Work to be completed: Retype the material below. Keep every word exactly as it is.

## START Records to process

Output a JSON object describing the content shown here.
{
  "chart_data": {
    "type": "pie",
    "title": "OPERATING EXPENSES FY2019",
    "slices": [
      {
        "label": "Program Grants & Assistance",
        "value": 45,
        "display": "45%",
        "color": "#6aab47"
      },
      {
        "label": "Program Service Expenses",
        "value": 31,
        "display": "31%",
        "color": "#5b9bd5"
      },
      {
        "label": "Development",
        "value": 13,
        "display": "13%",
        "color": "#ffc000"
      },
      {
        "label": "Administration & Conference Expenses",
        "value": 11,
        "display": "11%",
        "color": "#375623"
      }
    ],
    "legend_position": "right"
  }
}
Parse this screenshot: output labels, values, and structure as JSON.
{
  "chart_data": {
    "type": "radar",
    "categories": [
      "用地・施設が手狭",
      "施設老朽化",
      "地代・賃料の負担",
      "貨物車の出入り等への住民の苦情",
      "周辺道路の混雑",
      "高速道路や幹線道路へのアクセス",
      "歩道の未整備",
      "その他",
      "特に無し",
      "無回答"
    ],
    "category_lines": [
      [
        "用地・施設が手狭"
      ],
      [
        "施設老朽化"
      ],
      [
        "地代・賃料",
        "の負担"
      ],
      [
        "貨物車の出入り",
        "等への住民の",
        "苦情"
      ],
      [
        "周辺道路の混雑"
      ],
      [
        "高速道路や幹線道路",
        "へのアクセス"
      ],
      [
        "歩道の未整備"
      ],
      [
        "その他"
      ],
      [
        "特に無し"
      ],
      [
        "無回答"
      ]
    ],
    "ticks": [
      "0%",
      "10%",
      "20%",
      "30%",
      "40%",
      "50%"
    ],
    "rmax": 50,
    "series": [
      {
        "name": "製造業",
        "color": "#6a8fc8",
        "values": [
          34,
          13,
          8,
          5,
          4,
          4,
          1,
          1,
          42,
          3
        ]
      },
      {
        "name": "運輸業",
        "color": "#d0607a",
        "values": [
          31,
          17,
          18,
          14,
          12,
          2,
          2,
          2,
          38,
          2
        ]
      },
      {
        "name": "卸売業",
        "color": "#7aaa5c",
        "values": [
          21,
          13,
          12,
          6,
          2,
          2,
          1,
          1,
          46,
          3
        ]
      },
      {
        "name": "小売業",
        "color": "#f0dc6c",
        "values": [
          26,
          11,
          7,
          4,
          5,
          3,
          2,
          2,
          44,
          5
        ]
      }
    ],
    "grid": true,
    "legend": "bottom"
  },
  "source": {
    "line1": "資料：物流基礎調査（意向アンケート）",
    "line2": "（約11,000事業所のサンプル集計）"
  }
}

## END Records to process

Exercise answer:
Output a JSON object describing the content shown here.
{
  "chart_data": {
    "type": "pie",
    "title": "OPERATING EXPENSES FY2019",
    "slices": [
      {
        "label": "Program Grants & Assistance",
        "value": 45,
        "display": "45%",
        "color": "#6aab47"
      },
      {
        "label": "Program Service Expenses",
        "value": 31,
        "display": "31%",
        "color": "#5b9bd5"
      },
      {
        "label": "Development",
        "value": 13,
        "display": "13%",
        "color": "#ffc000"
      },
      {
        "label": "Administration & Conference Expenses",
        "value": 11,
        "display": "11%",
        "color": "#375623"
      }
    ],
    "legend_position": "right"
  }
}
Parse this screenshot: output labels, values, and structure as JSON.
{
  "chart_data": {
    "type": "radar",
    "categories": [
      "用地・施設が手狭",
      "施設老朽化",
      "地代・賃料の負担",
      "貨物車の出入り等への住民の苦情",
      "周辺道路の混雑",
      "高速道路や幹線道路へのアクセス",
      "歩道の未整備",
      "その他",
      "特に無し",
      "無回答"
    ],
    "category_lines": [
      [
        "用地・施設が手狭"
      ],
      [
        "施設老朽化"
      ],
      [
        "地代・賃料",
        "の負担"
      ],
      [
        "貨物車の出入り",
        "等への住民の",
        "苦情"
      ],
      [
        "周辺道路の混雑"
      ],
      [
        "高速道路や幹線道路",
        "へのアクセス"
      ],
      [
        "歩道の未整備"
      ],
      [
        "その他"
      ],
      [
        "特に無し"
      ],
      [
        "無回答"
      ]
    ],
    "ticks": [
      "0%",
      "10%",
      "20%",
      "30%",
      "40%",
      "50%"
    ],
    "rmax": 50,
    "series": [
      {
        "name": "製造業",
        "color": "#6a8fc8",
        "values": [
          34,
          13,
          8,
          5,
          4,
          4,
          1,
          1,
          42,
          3
        ]
      },
      {
        "name": "運輸業",
        "color": "#d0607a",
        "values": [
          31,
          17,
          18,
          14,
          12,
          2,
          2,
          2,
          38,
          2
        ]
      },
      {
        "name": "卸売業",
        "color": "#7aaa5c",
        "values": [
          21,
          13,
          12,
          6,
          2,
          2,
          1,
          1,
          46,
          3
        ]
      },
      {
        "name": "小売業",
        "color": "#f0dc6c",
        "values": [
          26,
          11,
          7,
          4,
          5,
          3,
          2,
          2,
          44,
          5
        ]
      }
    ],
    "grid": true,
    "legend": "bottom"
  },
  "source": {
    "line1": "資料：物流基礎調査（意向アンケート）",
    "line2": "（約11,000事業所のサンプル集計）"
  }
}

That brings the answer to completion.